## What is needed
From the entries below, copy every line where the string "this" appears.

Start Extracted information

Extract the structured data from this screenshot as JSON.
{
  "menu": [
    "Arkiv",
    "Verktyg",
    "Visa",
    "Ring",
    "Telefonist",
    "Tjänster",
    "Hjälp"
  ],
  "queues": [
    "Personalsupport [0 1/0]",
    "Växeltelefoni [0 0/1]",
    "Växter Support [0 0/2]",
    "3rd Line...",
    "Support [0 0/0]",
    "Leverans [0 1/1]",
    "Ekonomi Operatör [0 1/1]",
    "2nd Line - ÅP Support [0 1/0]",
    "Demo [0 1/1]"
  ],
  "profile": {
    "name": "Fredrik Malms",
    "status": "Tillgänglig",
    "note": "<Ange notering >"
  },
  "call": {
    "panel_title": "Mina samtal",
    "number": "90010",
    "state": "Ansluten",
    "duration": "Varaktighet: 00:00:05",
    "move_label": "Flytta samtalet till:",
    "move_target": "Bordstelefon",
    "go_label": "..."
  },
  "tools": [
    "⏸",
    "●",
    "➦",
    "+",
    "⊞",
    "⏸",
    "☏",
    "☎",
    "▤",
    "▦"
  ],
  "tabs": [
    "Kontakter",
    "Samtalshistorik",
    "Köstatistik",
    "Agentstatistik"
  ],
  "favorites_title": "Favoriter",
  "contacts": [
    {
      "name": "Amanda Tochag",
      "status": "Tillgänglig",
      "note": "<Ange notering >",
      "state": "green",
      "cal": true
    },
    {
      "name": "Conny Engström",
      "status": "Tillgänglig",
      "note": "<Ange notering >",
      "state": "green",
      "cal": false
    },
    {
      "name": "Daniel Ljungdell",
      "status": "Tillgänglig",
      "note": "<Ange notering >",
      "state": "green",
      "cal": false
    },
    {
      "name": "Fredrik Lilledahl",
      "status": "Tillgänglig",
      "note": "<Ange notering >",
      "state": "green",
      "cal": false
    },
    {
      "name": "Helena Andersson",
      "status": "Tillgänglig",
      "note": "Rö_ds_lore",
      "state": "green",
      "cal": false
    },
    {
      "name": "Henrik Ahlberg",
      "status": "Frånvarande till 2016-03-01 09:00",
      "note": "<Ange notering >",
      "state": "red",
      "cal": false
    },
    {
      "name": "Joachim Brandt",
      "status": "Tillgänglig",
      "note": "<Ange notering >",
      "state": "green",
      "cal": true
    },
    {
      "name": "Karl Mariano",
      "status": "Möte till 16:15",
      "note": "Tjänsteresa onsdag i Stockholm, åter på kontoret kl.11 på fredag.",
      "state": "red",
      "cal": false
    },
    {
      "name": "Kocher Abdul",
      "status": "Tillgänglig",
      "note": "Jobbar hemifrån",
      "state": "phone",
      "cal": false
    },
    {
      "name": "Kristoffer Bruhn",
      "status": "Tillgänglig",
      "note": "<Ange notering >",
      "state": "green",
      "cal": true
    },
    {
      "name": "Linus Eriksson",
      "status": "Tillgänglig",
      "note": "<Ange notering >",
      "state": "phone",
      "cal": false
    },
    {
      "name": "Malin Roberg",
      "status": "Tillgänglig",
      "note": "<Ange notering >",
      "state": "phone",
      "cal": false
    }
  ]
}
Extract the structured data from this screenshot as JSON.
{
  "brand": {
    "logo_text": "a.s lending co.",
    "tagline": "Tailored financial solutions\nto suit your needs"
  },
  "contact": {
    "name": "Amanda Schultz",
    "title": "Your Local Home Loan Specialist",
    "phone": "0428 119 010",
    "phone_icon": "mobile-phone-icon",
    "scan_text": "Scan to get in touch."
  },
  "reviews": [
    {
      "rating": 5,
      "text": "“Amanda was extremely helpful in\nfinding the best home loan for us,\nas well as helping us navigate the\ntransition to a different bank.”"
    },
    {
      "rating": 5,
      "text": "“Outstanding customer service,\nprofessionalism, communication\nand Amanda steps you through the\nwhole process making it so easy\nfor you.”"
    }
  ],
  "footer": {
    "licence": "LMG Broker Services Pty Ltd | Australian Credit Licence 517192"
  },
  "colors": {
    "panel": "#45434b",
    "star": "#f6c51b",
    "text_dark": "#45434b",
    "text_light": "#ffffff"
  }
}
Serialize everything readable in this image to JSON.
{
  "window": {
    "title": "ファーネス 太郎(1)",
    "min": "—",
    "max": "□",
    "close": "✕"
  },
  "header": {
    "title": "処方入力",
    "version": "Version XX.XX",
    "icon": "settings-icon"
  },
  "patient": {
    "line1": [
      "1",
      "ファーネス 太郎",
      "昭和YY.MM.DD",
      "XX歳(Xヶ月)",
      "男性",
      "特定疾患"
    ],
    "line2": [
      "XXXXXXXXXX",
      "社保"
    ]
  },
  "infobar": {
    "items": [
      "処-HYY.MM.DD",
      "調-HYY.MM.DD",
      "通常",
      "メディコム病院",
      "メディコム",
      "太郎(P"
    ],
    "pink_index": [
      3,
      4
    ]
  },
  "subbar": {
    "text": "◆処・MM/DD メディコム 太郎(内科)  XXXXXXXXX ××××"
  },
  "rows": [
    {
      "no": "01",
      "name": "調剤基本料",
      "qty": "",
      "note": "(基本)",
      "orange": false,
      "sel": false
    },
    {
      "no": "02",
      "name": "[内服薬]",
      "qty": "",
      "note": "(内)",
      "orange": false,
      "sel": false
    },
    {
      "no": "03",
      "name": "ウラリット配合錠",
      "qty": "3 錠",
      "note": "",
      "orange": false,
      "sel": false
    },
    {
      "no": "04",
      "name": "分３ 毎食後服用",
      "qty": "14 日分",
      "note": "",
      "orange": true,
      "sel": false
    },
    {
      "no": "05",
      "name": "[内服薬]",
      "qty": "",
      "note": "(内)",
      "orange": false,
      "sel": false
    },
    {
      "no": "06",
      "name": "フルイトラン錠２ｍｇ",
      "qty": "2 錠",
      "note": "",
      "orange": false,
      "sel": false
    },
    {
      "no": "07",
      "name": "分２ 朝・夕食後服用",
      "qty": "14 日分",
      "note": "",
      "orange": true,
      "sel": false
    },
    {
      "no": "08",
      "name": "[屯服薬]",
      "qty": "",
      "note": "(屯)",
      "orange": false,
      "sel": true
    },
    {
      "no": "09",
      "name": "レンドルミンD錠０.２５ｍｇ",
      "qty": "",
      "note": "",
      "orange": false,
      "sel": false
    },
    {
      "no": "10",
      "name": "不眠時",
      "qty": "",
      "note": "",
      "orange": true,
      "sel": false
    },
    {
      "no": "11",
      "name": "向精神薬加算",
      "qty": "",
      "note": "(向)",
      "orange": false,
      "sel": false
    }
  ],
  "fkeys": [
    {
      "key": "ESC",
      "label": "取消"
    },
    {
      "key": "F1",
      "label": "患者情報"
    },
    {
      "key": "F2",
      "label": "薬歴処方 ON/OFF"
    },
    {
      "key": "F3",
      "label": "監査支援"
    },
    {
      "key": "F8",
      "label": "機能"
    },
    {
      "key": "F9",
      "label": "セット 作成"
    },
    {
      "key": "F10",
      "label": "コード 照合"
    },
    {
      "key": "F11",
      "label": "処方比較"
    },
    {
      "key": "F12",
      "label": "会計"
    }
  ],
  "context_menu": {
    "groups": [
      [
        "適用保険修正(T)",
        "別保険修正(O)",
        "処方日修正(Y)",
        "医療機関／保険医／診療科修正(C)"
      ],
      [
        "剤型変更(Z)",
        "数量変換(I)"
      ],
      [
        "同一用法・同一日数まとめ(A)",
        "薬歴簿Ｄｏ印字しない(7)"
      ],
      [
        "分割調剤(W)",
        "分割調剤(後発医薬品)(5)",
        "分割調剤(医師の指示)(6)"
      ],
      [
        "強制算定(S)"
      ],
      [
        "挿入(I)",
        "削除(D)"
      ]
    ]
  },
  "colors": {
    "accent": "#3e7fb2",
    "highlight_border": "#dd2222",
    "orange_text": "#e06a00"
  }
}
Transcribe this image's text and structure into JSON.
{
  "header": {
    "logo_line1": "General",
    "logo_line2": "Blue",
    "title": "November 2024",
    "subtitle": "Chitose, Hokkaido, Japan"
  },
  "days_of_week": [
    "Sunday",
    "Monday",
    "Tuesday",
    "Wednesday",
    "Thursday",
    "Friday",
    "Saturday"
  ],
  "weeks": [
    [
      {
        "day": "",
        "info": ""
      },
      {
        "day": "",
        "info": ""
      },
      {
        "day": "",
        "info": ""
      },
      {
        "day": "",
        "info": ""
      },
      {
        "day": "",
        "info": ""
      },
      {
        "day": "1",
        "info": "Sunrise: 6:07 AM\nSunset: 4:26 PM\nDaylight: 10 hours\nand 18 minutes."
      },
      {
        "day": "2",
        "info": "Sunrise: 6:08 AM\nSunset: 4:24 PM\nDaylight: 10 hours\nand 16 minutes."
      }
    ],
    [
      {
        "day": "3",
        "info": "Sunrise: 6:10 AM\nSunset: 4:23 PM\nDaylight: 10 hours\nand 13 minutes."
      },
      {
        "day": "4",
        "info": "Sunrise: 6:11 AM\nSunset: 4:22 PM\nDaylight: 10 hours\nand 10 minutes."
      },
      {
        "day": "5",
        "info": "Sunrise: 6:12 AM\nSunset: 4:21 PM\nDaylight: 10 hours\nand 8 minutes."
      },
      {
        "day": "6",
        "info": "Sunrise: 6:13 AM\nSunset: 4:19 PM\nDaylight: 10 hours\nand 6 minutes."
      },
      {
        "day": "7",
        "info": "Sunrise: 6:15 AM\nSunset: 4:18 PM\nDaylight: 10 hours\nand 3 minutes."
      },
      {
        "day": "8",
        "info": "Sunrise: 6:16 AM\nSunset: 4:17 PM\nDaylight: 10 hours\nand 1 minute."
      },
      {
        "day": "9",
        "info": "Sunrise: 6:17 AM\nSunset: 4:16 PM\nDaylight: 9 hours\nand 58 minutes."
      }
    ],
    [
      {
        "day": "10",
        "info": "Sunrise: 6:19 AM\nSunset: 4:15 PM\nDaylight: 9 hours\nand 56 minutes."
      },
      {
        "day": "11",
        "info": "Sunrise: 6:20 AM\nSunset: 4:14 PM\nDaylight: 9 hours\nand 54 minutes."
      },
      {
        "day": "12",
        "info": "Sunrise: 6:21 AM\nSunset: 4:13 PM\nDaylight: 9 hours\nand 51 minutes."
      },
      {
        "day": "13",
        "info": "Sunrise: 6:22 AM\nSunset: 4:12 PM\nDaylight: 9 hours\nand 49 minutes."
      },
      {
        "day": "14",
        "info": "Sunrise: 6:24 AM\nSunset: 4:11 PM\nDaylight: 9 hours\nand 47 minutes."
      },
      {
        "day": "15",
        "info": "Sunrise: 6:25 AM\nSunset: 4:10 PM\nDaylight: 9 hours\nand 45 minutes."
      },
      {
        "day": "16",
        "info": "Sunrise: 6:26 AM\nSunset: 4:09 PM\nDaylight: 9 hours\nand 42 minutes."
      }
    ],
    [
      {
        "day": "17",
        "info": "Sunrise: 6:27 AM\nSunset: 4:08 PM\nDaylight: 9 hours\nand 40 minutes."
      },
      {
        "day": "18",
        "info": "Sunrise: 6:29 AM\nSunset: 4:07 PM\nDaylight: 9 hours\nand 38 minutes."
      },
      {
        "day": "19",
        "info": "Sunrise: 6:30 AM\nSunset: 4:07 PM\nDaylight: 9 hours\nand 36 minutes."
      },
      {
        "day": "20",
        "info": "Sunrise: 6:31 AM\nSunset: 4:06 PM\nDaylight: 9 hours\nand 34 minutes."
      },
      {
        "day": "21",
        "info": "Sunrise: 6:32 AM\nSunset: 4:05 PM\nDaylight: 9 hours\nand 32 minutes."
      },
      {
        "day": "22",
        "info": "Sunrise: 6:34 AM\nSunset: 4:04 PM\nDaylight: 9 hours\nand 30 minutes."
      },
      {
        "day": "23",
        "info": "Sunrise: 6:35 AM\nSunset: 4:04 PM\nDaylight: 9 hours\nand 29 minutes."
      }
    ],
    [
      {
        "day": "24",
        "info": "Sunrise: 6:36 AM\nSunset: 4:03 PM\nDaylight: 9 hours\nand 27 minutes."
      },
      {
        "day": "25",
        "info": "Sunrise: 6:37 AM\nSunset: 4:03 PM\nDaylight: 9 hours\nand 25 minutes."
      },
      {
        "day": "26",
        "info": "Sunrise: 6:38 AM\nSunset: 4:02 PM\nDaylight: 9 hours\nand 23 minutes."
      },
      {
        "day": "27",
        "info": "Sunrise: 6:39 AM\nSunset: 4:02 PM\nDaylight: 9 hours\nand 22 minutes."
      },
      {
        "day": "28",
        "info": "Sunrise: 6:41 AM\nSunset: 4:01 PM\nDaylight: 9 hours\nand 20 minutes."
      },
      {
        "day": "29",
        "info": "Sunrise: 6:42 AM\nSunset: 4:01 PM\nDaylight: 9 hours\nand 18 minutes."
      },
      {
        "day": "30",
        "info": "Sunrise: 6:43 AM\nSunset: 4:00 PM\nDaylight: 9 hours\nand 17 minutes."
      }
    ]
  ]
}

End Extracted information

## Output
Extract the structured data from this screenshot as JSON.
Extract the structured data from this screenshot as JSON.
Serialize everything readable in this image to JSON.
Transcribe this image's text and structure into JSON.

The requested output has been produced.